* TO DO:
Make an exact copy of all the entries, with the pictures left out.

* SUPPLIED ENTRIES:
---*---

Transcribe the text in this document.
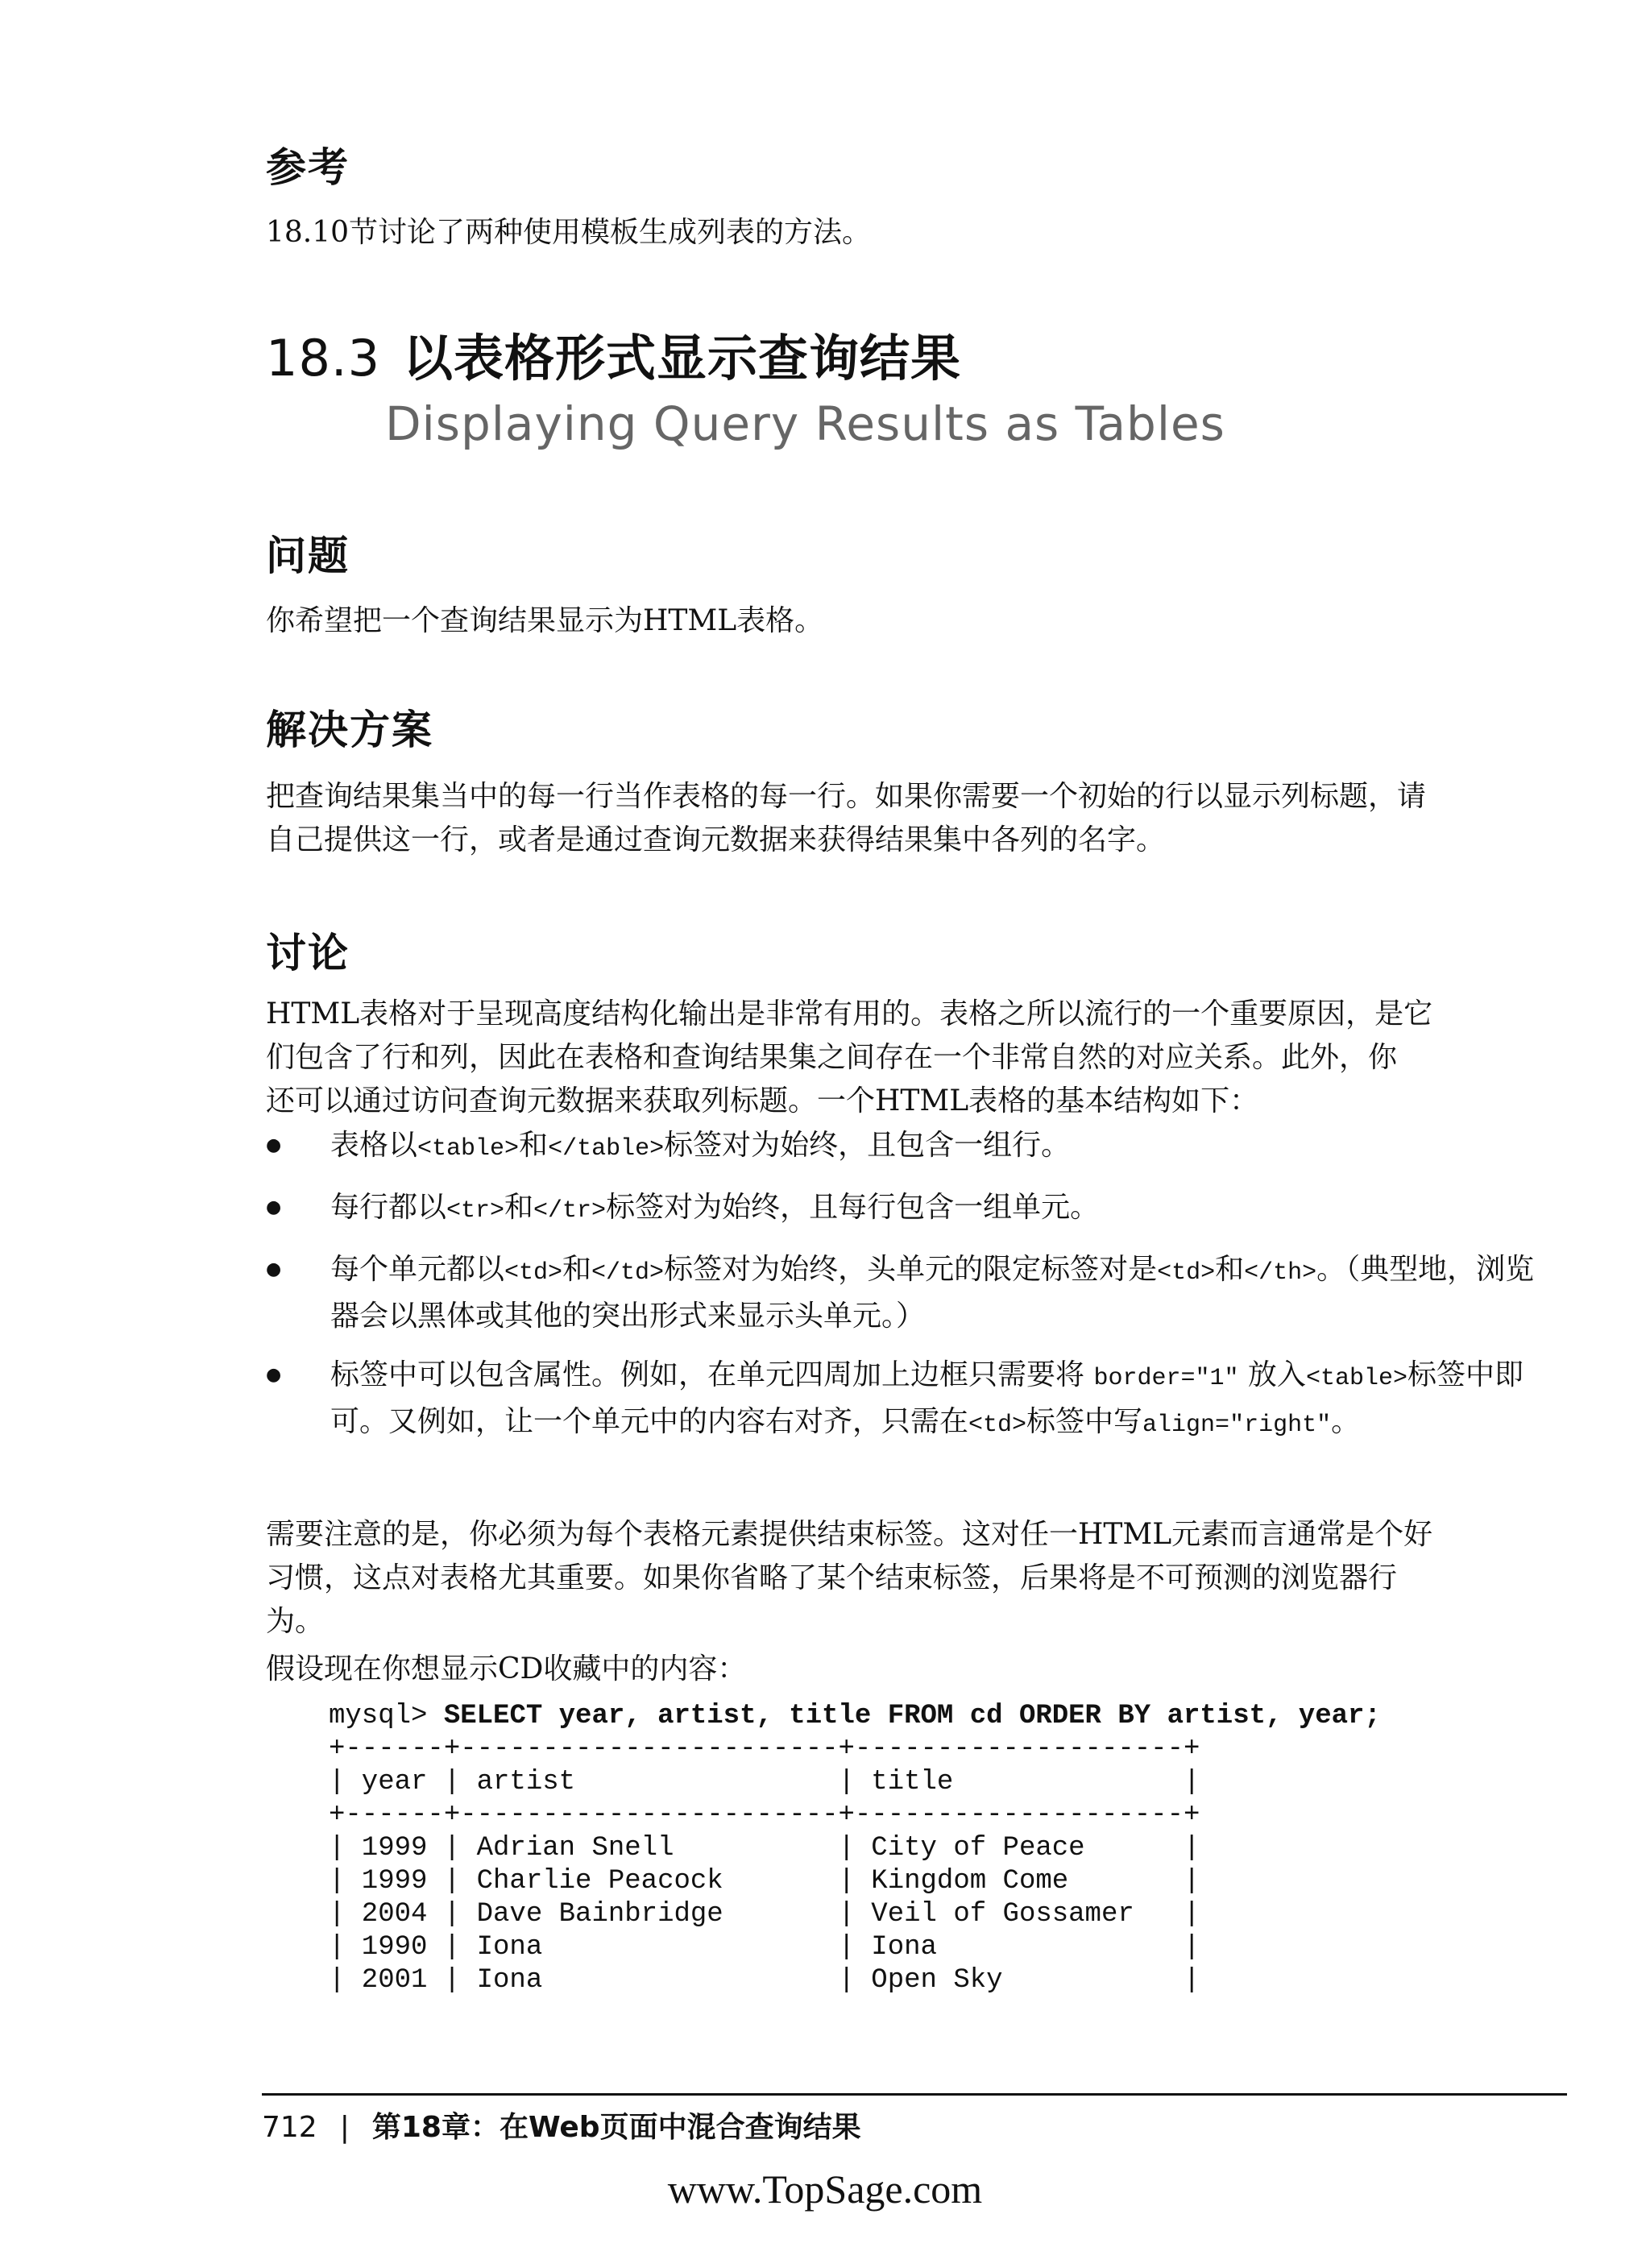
参考
18.10节讨论了两种使用模板生成列表的方法。
18.3 以表格形式显示查询结果
Displaying Query Results as Tables
问题
你希望把一个查询结果显示为HTML表格。
解决方案
把查询结果集当中的每一行当作表格的每一行。如果你需要一个初始的行以显示列标题，请
自己提供这一行，或者是通过查询元数据来获得结果集中各列的名字。
讨论
HTML表格对于呈现高度结构化输出是非常有用的。表格之所以流行的一个重要原因，是它
们包含了行和列，因此在表格和查询结果集之间存在一个非常自然的对应关系。此外，你
还可以通过访问查询元数据来获取列标题。一个HTML表格的基本结构如下：
● 表格以<table>和</table>标签对为始终，且包含一组行。
● 每行都以<tr>和</tr>标签对为始终，且每行包含一组单元。
● 每个单元都以<td>和</td>标签对为始终，头单元的限定标签对是<td>和</th>。（典型地，浏览器会以黑体或其他的突出形式来显示头单元。）
● 标签中可以包含属性。例如，在单元四周加上边框只需要将 border="1" 放入<table>标签中即可。又例如，让一个单元中的内容右对齐，只需在<td>标签中写align="right"。
需要注意的是，你必须为每个表格元素提供结束标签。这对任一HTML元素而言通常是个好
习惯，这点对表格尤其重要。如果你省略了某个结束标签，后果将是不可预测的浏览器行
为。
假设现在你想显示CD收藏中的内容：
mysql> SELECT year, artist, title FROM cd ORDER BY artist, year;
+------+-----------------------+--------------------+
| year | artist                | title              |
+------+-----------------------+--------------------+
| 1999 | Adrian Snell          | City of Peace      |
| 1999 | Charlie Peacock       | Kingdom Come       |
| 2004 | Dave Bainbridge       | Veil of Gossamer   |
| 1990 | Iona                  | Iona               |
| 2001 | Iona                  | Open Sky           |

712 | 第18章：在Web页面中混合查询结果
www.TopSage.com
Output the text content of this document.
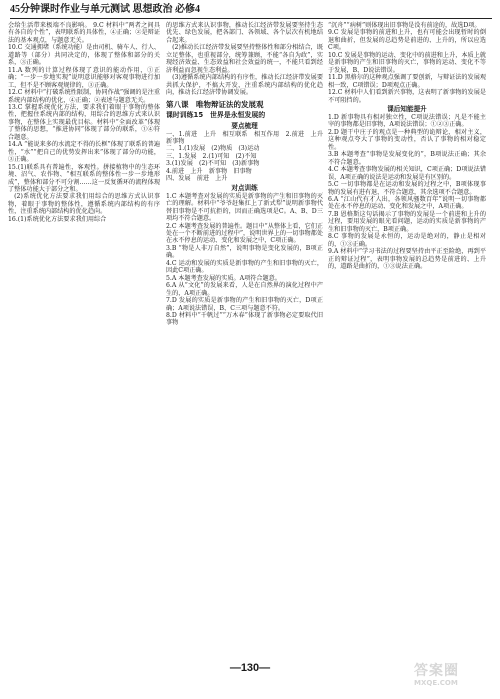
45分钟课时作业与单元测试 思想政治 必修4

会给生活带来极端不良影响。 9.C 材料中“两者之间具有各自的个性”，表明联系的具体性，④正确；②是辩证法的基本观点，与题意无关。

10.C 交通拥堵（系统功能）是由司机、骑车人、行人、道路等（部分）共同决定的，体现了整体和部分的关系，③正确。

11.A 数列的计算过程体现了意识的能动作用，①正确；“一步一步地实现”说明意识能够对客观事物进行加工，但不是不顾客观规律的，③正确。

12.C 材料中“打破系统性限制，协同作战”强调的是注重系统内部结构的优化，④正确；②表述与题意无关。

13.C 掌握系统优化方法，要求我们着眼于事物的整体性，把握住系统内部的结构，用综合的思维方式来认识事物，在整体上实现最优目标。材料中“全面改革”体现了整体的思想，“推进协同”体现了部分的联系，①④符合题意。

14.A “能说来多的水流定不得的长框”体现了联系的普遍性，“水”“把自己的优势发挥出来”体现了部分的功能，③正确。

15.(1)联系具有普遍性、客观性。拼接植物中的生态环境、沼气、农作物、“相互联系的整体性一步一步地形成”，整体和部分不可分割……这一反复循环的流程体现了整体功能大于部分之和。

(2)系统优化方法要求我们用综合的思维方式认识事物，着眼于事物的整体性，遵循系统内部结构的有序性，注重系统内部结构的优化趋向。

16.(1)系统优化方法要求我们用综合

的思维方式来认识事物，推动长江经济带发展要坚持生态优先、绿色发展，把各部门、各领域、各个层次有机地结合起来。

(2)推动长江经济带发展要坚持整体性和部分相结合，既立足整体，也重视部分，统筹兼顾，不能“各自为政”，实现经济效益、生态效益和社会效益的统一，不能只看到经济利益而忽视生态利益。

(3)遵循系统内部结构的有序性，推动长江经济带发展要共抓大保护，不搞大开发，注重系统内部结构的优化趋向，推动长江经济带协调发展。

第八课　唯物辩证法的发展观
课时训练15　世界是永恒发展的
要点梳理

一、1.前进　上升　相互联系　相互作用　2.前进　上升　新事物

二、1.(1)发展　(2)物质　(3)运动

三、1.发展　2.(1)可知　(2)不知

3.(1)发展　(2)不可知　(3)新事物

4.前进　上升　新事物　旧事物

四、发展　前进　上升

对点训练

1.C 本题考查对发展的实质是新事物的产生和旧事物的灭亡的理解。材料中“爷爷赶集扛上了新式犁”说明新事物代替旧事物是不可抗拒的，因而正确选项是C。A、B、D三项均不符合题意。

2.C 本题考查发展的普遍性。题目中“从整体上看，它们正处在一个不断前进的过程中”，说明世界上的一切事物都处在永不停息的运动、变化和发展之中，C项正确。

3.B “物是人非万自然”，说明事物是变化发展的，B项正确。

4.C 运动和发展的实质是新事物的产生和旧事物的灭亡，因此C项正确。

5.A 本题考查发展的实质。A项符合题意。

6.A 从“文化”的发展来看，人是在自然界的演化过程中产生的，A项正确。

7.D 发展的实质是新事物的产生和旧事物的灭亡，D项正确；A项说法错误，B、C三项与题意不符。

8.D 材料中“千帆过”“万木春”体现了新事物必定要取代旧事物

“沉舟”“病树”则体现出旧事物是没有前途的，故选D项。

9.C 发展是事物的前进和上升，也有可能会出现暂时的倒退和曲折，但发展的总趋势是前进的、上升的，所以应选C项。

10.C 发展是事物的运动、变化中的前进和上升，本质上就是新事物的产生和旧事物的灭亡，事物的运动、变化不等于发展，B、D说法错误。

11.D 黑格尔的这种观点强调了要创新，与辩证法的发展观相一致，C项错误；D项观点正确。

12.C 材料中人们看到新兴事物，这表明了新事物的发展是不可阻挡的。

课后知能提升

1.D 新事物具有相对独立性，C项说法错误；凡是不能主宰的事物都是旧事物，A项说法错误；①②③正确。

2.D 题干中庄子的观点是一种典型的诡辩论、相对主义，这种观点夸大了事物的变动性，否认了事物的相对稳定性。

3.B 本题考查“事物是发展变化的”，B项说法正确；其余不符合题意。

4.C 本题考查事物发展的相关知识，C项正确；D项说法错误，A项正确的说法是运动和发展是有区别的。

5.C 一切事物都是在运动和发展的过程之中，B项体现事物的发展有进有退，不符合题意，其余选项不合题意。

6.A “江山代有才人出，各领风骚数百年”说明一切事物都处在永不停息的运动、变化和发展之中，A项正确。

7.B 恩格斯这句话揭示了事物的发展是一个前进和上升的过程，要用发展的眼光看问题，运动的实质是新事物的产生和旧事物的灭亡，B项正确。

8.C 事物的发展是永恒的，运动是绝对的，静止是相对的，①③正确。

9.A 材料中“学习书法的过程要坚持由平正至险绝，再到平正的辩证过程”，表明事物发展的总趋势是前进的、上升的，道路是曲折的，①③说法正确。

—130—	答案圈
MXQE.COM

---*---

* RESULT OF THE EXERCISE:
Transcribe the text in this document.
参考
18.10节讨论了两种使用模板生成列表的方法。
18.3 以表格形式显示查询结果
Displaying Query Results as Tables
问题
你希望把一个查询结果显示为HTML表格。
解决方案
把查询结果集当中的每一行当作表格的每一行。如果你需要一个初始的行以显示列标题，请
自己提供这一行，或者是通过查询元数据来获得结果集中各列的名字。
讨论
HTML表格对于呈现高度结构化输出是非常有用的。表格之所以流行的一个重要原因，是它
们包含了行和列，因此在表格和查询结果集之间存在一个非常自然的对应关系。此外，你
还可以通过访问查询元数据来获取列标题。一个HTML表格的基本结构如下：
● 表格以<table>和</table>标签对为始终，且包含一组行。
● 每行都以<tr>和</tr>标签对为始终，且每行包含一组单元。
● 每个单元都以<td>和</td>标签对为始终，头单元的限定标签对是<td>和</th>。（典型地，浏览器会以黑体或其他的突出形式来显示头单元。）
● 标签中可以包含属性。例如，在单元四周加上边框只需要将 border="1" 放入<table>标签中即可。又例如，让一个单元中的内容右对齐，只需在<td>标签中写align="right"。
需要注意的是，你必须为每个表格元素提供结束标签。这对任一HTML元素而言通常是个好
习惯，这点对表格尤其重要。如果你省略了某个结束标签，后果将是不可预测的浏览器行
为。
假设现在你想显示CD收藏中的内容：
mysql> SELECT year, artist, title FROM cd ORDER BY artist, year;
+------+-----------------------+--------------------+
| year | artist                | title              |
+------+-----------------------+--------------------+
| 1999 | Adrian Snell          | City of Peace      |
| 1999 | Charlie Peacock       | Kingdom Come       |
| 2004 | Dave Bainbridge       | Veil of Gossamer   |
| 1990 | Iona                  | Iona               |
| 2001 | Iona                  | Open Sky           |

712 | 第18章：在Web页面中混合查询结果
www.TopSage.com
Output the text content of this document.
45分钟课时作业与单元测试 思想政治 必修4

会给生活带来极端不良影响。 9.C 材料中“两者之间具有各自的个性”，表明联系的具体性，④正确；②是辩证法的基本观点，与题意无关。

10.C 交通拥堵（系统功能）是由司机、骑车人、行人、道路等（部分）共同决定的，体现了整体和部分的关系，③正确。

11.A 数列的计算过程体现了意识的能动作用，①正确；“一步一步地实现”说明意识能够对客观事物进行加工，但不是不顾客观规律的，③正确。

12.C 材料中“打破系统性限制，协同作战”强调的是注重系统内部结构的优化，④正确；②表述与题意无关。

13.C 掌握系统优化方法，要求我们着眼于事物的整体性，把握住系统内部的结构，用综合的思维方式来认识事物，在整体上实现最优目标。材料中“全面改革”体现了整体的思想，“推进协同”体现了部分的联系，①④符合题意。

14.A “能说来多的水流定不得的长框”体现了联系的普遍性，“水”“把自己的优势发挥出来”体现了部分的功能，③正确。

15.(1)联系具有普遍性、客观性。拼接植物中的生态环境、沼气、农作物、“相互联系的整体性一步一步地形成”，整体和部分不可分割……这一反复循环的流程体现了整体功能大于部分之和。

(2)系统优化方法要求我们用综合的思维方式认识事物，着眼于事物的整体性，遵循系统内部结构的有序性，注重系统内部结构的优化趋向。

16.(1)系统优化方法要求我们用综合

的思维方式来认识事物，推动长江经济带发展要坚持生态优先、绿色发展，把各部门、各领域、各个层次有机地结合起来。

(2)推动长江经济带发展要坚持整体性和部分相结合，既立足整体，也重视部分，统筹兼顾，不能“各自为政”，实现经济效益、生态效益和社会效益的统一，不能只看到经济利益而忽视生态利益。

(3)遵循系统内部结构的有序性，推动长江经济带发展要共抓大保护，不搞大开发，注重系统内部结构的优化趋向，推动长江经济带协调发展。

第八课　唯物辩证法的发展观
课时训练15　世界是永恒发展的
要点梳理

一、1.前进　上升　相互联系　相互作用　2.前进　上升　新事物

二、1.(1)发展　(2)物质　(3)运动

三、1.发展　2.(1)可知　(2)不知

3.(1)发展　(2)不可知　(3)新事物

4.前进　上升　新事物　旧事物

四、发展　前进　上升

对点训练

1.C 本题考查对发展的实质是新事物的产生和旧事物的灭亡的理解。材料中“爷爷赶集扛上了新式犁”说明新事物代替旧事物是不可抗拒的，因而正确选项是C。A、B、D三项均不符合题意。

2.C 本题考查发展的普遍性。题目中“从整体上看，它们正处在一个不断前进的过程中”，说明世界上的一切事物都处在永不停息的运动、变化和发展之中，C项正确。

3.B “物是人非万自然”，说明事物是变化发展的，B项正确。

4.C 运动和发展的实质是新事物的产生和旧事物的灭亡，因此C项正确。

5.A 本题考查发展的实质。A项符合题意。

6.A 从“文化”的发展来看，人是在自然界的演化过程中产生的，A项正确。

7.D 发展的实质是新事物的产生和旧事物的灭亡，D项正确；A项说法错误，B、C三项与题意不符。

8.D 材料中“千帆过”“万木春”体现了新事物必定要取代旧事物

“沉舟”“病树”则体现出旧事物是没有前途的，故选D项。

9.C 发展是事物的前进和上升，也有可能会出现暂时的倒退和曲折，但发展的总趋势是前进的、上升的，所以应选C项。

10.C 发展是事物的运动、变化中的前进和上升，本质上就是新事物的产生和旧事物的灭亡，事物的运动、变化不等于发展，B、D说法错误。

11.D 黑格尔的这种观点强调了要创新，与辩证法的发展观相一致，C项错误；D项观点正确。

12.C 材料中人们看到新兴事物，这表明了新事物的发展是不可阻挡的。

课后知能提升

1.D 新事物具有相对独立性，C项说法错误；凡是不能主宰的事物都是旧事物，A项说法错误；①②③正确。

2.D 题干中庄子的观点是一种典型的诡辩论、相对主义，这种观点夸大了事物的变动性，否认了事物的相对稳定性。

3.B 本题考查“事物是发展变化的”，B项说法正确；其余不符合题意。

4.C 本题考查事物发展的相关知识，C项正确；D项说法错误，A项正确的说法是运动和发展是有区别的。

5.C 一切事物都是在运动和发展的过程之中，B项体现事物的发展有进有退，不符合题意，其余选项不合题意。

6.A “江山代有才人出，各领风骚数百年”说明一切事物都处在永不停息的运动、变化和发展之中，A项正确。

7.B 恩格斯这句话揭示了事物的发展是一个前进和上升的过程，要用发展的眼光看问题，运动的实质是新事物的产生和旧事物的灭亡，B项正确。

8.C 事物的发展是永恒的，运动是绝对的，静止是相对的，①③正确。

9.A 材料中“学习书法的过程要坚持由平正至险绝，再到平正的辩证过程”，表明事物发展的总趋势是前进的、上升的，道路是曲折的，①③说法正确。

—130—	答案圈
MXQE.COM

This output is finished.